**WORK INSTRUCTIONS:** Gather every line from the entries below that includes "Челябинской".
-- begin PROVIDED RECORDS --
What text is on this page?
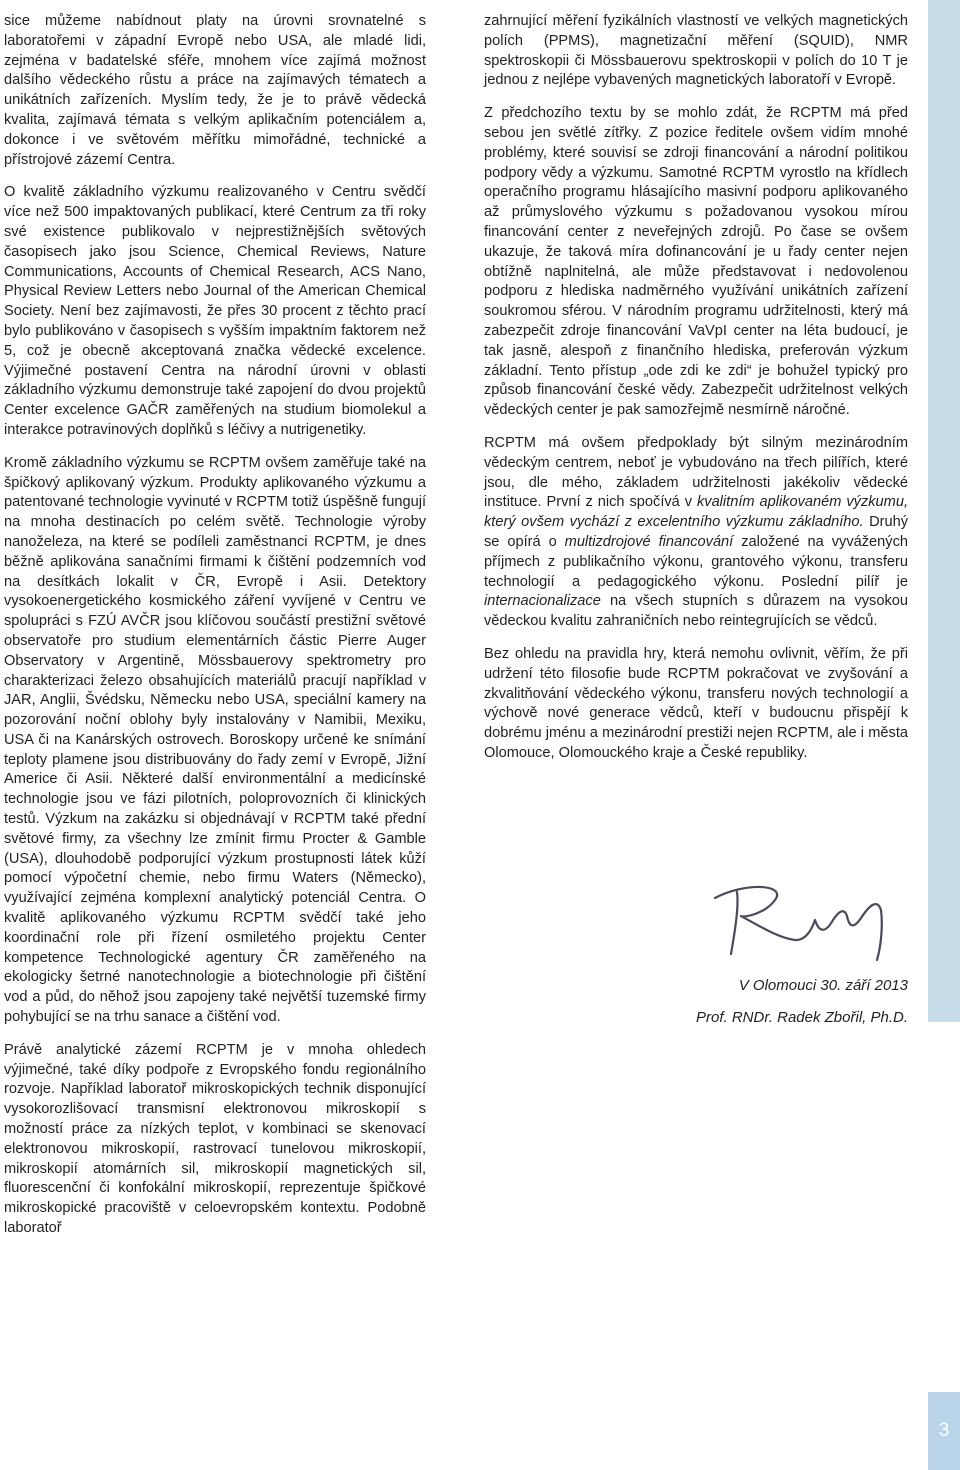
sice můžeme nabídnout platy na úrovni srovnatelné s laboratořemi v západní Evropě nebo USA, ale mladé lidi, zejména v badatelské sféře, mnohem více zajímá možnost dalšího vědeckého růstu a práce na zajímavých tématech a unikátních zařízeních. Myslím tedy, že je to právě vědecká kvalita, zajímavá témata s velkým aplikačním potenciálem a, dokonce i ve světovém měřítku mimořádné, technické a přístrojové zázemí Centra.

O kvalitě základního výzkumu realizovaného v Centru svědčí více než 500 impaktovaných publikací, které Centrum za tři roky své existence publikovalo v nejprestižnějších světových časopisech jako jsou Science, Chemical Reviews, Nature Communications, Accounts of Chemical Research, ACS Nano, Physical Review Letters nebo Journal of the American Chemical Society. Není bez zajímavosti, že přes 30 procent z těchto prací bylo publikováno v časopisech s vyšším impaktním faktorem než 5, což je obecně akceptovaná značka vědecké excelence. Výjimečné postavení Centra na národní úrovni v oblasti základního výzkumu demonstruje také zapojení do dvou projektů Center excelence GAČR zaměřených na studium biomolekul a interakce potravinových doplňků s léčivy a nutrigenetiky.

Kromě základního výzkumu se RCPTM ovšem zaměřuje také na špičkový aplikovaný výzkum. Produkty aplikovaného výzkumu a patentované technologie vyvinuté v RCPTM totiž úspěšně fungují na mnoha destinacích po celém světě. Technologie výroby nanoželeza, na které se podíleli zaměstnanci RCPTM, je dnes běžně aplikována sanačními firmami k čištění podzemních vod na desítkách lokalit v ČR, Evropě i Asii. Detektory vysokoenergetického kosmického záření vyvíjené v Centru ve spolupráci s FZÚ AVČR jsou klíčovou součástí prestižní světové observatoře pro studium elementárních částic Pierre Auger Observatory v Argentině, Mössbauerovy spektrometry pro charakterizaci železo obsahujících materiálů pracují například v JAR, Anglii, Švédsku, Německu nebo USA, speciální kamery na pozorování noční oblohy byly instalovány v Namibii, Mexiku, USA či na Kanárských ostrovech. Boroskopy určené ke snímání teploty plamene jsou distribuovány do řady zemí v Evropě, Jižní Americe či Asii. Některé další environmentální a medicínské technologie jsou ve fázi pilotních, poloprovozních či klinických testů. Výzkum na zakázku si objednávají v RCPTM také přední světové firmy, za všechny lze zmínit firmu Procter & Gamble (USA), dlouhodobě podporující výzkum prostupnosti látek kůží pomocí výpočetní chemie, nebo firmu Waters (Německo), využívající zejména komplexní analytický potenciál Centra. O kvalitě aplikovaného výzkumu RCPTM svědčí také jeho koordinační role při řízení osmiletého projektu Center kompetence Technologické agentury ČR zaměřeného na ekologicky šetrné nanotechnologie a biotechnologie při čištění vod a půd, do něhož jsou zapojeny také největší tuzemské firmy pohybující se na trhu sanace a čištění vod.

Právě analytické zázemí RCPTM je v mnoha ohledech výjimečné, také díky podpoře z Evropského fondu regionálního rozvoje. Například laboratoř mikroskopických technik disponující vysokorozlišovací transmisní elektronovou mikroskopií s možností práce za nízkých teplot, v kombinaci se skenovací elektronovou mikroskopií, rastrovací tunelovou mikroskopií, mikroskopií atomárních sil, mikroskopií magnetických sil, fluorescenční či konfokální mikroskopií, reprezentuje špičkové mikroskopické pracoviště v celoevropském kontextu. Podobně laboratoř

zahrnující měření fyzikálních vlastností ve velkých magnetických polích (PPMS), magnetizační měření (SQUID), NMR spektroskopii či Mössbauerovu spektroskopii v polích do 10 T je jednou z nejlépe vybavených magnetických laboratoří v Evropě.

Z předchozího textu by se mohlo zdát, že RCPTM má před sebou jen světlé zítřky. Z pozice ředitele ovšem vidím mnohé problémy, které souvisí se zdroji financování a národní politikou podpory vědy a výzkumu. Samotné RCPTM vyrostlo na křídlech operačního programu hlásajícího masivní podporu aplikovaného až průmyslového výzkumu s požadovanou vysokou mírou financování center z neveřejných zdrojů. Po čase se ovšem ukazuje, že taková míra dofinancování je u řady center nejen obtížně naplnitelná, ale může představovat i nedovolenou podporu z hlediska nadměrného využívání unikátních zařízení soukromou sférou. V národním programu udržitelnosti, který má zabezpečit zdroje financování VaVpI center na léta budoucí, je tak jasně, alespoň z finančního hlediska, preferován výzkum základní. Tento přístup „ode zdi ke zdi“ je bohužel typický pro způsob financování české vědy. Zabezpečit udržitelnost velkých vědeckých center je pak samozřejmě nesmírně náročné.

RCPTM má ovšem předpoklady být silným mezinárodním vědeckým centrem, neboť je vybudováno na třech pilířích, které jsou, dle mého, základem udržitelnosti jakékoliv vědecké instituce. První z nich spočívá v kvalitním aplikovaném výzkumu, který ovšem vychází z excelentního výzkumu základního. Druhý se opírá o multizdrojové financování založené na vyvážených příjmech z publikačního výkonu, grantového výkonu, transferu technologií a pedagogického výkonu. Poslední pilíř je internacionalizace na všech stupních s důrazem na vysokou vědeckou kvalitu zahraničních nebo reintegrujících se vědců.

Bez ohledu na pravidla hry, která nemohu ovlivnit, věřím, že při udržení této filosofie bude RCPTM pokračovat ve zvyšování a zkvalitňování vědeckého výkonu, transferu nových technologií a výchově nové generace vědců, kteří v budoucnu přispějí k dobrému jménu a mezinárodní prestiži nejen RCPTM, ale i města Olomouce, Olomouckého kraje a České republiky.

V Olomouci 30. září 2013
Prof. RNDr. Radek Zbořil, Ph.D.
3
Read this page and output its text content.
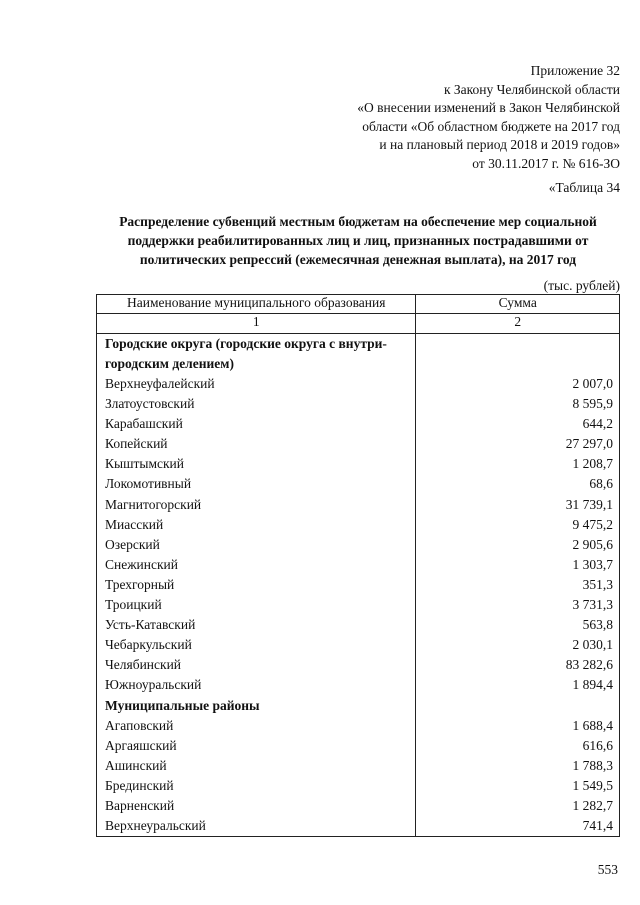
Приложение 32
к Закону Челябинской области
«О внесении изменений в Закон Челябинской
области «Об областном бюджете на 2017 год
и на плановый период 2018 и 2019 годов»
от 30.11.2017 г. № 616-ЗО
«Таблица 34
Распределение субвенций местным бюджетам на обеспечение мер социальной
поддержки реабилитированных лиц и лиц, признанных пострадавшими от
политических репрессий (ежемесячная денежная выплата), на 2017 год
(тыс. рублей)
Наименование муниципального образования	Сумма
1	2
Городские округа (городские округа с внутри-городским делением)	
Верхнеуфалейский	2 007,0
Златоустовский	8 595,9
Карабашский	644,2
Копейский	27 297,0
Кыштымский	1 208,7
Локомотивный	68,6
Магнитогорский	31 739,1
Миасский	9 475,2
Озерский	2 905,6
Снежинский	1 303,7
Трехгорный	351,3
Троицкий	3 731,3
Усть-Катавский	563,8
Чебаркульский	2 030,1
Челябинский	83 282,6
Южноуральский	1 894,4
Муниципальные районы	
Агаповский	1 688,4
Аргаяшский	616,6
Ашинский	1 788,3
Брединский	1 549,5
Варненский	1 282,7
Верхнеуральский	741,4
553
-- end PROVIDED RECORDS --
**OUTPUT FOR THIS TASK:**
к Закону Челябинской области
«О внесении изменений в Закон Челябинской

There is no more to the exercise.